• What is required
Return each line of the listing that contains the string "must".

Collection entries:

* * * * *

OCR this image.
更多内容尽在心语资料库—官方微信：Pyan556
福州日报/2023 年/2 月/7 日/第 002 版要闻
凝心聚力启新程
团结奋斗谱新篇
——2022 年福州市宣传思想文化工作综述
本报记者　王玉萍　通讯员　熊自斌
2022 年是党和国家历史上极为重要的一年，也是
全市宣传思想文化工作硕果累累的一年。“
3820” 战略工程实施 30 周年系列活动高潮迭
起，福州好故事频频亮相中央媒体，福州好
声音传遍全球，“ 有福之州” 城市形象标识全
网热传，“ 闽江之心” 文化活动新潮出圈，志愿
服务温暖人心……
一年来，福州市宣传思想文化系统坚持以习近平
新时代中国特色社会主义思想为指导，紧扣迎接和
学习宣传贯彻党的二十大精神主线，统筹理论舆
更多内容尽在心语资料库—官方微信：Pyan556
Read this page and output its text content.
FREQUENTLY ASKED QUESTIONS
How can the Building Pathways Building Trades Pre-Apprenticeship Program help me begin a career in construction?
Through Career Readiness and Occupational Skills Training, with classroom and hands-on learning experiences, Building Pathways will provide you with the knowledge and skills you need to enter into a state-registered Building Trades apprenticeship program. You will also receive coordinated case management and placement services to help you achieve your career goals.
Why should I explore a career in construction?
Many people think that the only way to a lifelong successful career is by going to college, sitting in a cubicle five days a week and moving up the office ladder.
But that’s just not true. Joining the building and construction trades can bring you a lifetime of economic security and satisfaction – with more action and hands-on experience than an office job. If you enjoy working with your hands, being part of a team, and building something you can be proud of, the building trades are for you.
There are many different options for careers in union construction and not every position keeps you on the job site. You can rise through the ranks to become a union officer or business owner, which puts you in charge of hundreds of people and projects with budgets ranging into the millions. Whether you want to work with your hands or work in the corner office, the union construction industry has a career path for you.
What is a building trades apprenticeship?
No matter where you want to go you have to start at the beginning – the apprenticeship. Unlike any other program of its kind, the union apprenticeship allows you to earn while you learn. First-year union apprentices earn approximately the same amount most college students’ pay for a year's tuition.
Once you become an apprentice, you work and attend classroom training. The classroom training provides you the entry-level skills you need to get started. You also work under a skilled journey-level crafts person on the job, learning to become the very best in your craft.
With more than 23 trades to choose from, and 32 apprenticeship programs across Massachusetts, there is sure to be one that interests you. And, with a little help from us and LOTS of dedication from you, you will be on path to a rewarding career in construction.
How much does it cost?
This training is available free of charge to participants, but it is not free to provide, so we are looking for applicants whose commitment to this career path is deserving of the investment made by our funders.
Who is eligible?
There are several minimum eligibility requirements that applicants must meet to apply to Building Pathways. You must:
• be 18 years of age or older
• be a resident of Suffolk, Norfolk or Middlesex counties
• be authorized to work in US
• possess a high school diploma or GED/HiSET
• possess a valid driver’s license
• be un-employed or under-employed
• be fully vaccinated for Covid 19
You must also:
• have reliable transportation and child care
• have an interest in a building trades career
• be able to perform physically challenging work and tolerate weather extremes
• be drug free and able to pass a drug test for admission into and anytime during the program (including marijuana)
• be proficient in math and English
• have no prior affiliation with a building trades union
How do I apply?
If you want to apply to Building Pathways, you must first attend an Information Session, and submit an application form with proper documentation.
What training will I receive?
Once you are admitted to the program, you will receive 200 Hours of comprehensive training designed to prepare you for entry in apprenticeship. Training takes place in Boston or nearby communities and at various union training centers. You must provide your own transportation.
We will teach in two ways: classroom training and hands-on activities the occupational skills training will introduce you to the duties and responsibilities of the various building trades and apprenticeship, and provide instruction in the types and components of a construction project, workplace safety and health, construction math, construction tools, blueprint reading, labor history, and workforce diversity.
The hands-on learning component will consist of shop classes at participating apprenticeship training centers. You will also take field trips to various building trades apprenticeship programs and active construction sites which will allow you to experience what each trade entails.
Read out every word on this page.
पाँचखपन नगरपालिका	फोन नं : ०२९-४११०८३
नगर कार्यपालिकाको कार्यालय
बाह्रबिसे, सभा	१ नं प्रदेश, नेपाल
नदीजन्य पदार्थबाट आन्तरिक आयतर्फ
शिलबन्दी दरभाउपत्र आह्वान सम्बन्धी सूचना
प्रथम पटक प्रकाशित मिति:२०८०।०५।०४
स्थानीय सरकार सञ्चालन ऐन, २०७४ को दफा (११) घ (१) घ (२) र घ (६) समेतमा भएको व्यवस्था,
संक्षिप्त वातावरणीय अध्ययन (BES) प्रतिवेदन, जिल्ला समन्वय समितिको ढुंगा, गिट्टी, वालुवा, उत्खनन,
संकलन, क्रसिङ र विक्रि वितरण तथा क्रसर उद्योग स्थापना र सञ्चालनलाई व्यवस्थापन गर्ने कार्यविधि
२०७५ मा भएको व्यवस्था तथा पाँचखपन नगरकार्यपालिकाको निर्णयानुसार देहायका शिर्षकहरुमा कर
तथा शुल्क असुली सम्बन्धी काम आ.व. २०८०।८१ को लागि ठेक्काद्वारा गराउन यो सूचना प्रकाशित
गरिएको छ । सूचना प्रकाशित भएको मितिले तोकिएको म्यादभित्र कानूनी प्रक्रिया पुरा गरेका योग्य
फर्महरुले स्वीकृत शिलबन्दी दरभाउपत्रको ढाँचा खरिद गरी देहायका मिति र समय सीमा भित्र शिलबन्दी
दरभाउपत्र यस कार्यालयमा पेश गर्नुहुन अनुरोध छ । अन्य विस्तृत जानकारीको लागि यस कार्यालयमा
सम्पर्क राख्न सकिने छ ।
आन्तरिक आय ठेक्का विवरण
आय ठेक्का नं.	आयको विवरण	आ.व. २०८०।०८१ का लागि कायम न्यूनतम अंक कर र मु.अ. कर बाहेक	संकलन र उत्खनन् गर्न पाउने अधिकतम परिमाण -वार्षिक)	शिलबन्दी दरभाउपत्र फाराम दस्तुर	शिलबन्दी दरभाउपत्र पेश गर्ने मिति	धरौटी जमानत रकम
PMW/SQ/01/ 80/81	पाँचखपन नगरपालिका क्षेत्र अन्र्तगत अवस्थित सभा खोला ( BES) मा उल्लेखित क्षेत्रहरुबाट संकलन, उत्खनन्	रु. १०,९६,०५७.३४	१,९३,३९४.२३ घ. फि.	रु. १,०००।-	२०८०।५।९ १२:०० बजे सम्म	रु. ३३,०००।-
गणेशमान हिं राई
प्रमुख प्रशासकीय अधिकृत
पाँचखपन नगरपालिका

* * * * *

• Solution below
There are several minimum eligibility requirements that applicants must meet to apply to Building Pathways. You must:
You must also:
If you want to apply to Building Pathways, you must first attend an Information Session, and submit an application form with proper documentation.
Once you are admitted to the program, you will receive 200 Hours of comprehensive training designed to prepare you for entry in apprenticeship. Training takes place in Boston or nearby communities and at various union training centers. You must provide your own transportation.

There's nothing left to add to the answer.